_Work instruction 1:_
According to the abstract on protein structure prediction, why did the group attempt domain docking and "microdomain" folding? Answer in one to three sentences.
_Work instruction 2:_
Reproduce verbatim the part of the abstract on protein structure prediction starting at "A number of" and ending at "for some targets.".
== Text block
Prediction of novel and analogous folds using fragment assembly and fold recognition.

A number of new and newly improved methods for predicting protein structure developed by the Jones-University College London group were used to make predictions for the CASP6 experiment. Structures were predicted with a combination of fold recognition methods (mGenTHREADER, nFOLD, and THREADER) and a substantially enhanced version of FRAGFOLD, our fragment assembly method. Attempts at automatic domain parsing were made using DomPred and DomSSEA, which are based on a secondary structure parsing algorithm and additionally for DomPred, a simple local sequence alignment scoring function. Disorder prediction was carried out using a new SVM-based version of DISOPRED. Attempts were also made at domain docking and "microdomain" folding in order to build complete chain models for some targets.

Automated derivation and refinement of sequence length patterns for protein sequences using evolutionary computation.
====
== Stored data
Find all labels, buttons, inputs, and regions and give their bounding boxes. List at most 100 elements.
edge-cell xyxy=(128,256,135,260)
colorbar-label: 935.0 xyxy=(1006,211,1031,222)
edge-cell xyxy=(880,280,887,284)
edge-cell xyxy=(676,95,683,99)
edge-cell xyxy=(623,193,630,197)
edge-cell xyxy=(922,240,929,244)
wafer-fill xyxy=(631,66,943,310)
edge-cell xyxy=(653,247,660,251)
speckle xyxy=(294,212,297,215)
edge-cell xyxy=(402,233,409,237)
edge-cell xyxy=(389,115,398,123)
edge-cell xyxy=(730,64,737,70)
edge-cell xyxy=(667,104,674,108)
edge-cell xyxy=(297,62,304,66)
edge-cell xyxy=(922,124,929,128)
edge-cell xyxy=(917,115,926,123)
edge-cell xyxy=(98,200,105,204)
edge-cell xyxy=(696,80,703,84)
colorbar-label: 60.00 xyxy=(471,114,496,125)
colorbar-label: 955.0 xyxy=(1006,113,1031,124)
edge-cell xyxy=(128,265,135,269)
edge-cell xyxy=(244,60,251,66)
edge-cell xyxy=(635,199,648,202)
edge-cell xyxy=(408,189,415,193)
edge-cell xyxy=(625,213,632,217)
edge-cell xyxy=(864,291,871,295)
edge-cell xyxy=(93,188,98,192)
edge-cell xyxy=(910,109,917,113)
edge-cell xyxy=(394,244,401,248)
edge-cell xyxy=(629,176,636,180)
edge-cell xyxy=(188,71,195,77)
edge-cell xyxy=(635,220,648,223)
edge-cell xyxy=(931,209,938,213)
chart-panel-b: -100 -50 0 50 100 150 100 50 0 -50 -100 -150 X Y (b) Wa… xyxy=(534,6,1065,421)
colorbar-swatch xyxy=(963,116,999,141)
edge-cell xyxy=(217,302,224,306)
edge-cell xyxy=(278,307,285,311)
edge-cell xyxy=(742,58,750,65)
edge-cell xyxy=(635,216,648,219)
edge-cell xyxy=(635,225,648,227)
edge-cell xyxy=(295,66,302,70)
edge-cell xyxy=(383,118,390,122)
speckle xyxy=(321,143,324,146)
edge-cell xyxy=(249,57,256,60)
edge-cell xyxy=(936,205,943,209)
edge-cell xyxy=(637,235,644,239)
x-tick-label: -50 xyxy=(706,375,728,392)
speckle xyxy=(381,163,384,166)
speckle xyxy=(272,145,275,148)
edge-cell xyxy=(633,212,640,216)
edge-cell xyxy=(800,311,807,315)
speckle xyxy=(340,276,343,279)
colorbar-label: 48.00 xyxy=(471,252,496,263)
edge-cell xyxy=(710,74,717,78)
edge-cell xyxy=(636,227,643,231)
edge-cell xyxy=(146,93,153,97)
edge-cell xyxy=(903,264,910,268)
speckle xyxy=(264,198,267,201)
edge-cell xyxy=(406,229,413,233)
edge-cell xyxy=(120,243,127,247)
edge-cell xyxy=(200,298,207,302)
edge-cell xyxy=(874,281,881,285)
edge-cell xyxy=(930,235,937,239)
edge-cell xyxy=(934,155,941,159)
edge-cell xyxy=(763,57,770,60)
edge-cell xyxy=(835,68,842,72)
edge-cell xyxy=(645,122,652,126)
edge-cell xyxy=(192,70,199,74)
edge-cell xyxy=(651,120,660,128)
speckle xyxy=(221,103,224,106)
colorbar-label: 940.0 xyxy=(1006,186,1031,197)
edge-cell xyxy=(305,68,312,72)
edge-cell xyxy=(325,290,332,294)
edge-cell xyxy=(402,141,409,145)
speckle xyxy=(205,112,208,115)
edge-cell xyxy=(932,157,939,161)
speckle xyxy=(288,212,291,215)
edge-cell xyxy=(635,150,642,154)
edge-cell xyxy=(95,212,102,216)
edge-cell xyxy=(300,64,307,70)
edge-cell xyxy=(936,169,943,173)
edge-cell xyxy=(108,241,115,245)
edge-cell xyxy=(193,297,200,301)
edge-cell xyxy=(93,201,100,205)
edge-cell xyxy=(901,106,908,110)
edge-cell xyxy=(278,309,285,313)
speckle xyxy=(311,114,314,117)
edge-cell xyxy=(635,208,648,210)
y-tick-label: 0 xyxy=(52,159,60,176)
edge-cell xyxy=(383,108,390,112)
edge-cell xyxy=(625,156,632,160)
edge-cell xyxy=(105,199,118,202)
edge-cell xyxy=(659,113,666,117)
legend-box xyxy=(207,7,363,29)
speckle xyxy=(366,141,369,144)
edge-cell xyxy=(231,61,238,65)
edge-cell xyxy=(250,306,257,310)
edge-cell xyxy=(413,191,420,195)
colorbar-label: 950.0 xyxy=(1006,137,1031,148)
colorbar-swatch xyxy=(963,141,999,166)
====
_Your solution 1:_
The group attempted domain docking and "microdomain" folding in order to build complete chain models for some of the targets.

_Your solution 2:_
A number of new and newly improved methods for predicting protein structure developed by the Jones-University College London group were used to make predictions for the CASP6 experiment. Structures were predicted with a combination of fold recognition methods (mGenTHREADER, nFOLD, and THREADER) and a substantially enhanced version of FRAGFOLD, our fragment assembly method. Attempts at automatic domain parsing were made using DomPred and DomSSEA, which are based on a secondary structure parsing algorithm and additionally for DomPred, a simple local sequence alignment scoring function. Disorder prediction was carried out using a new SVM-based version of DISOPRED. Attempts were also made at domain docking and "microdomain" folding in order to build complete chain models for some targets.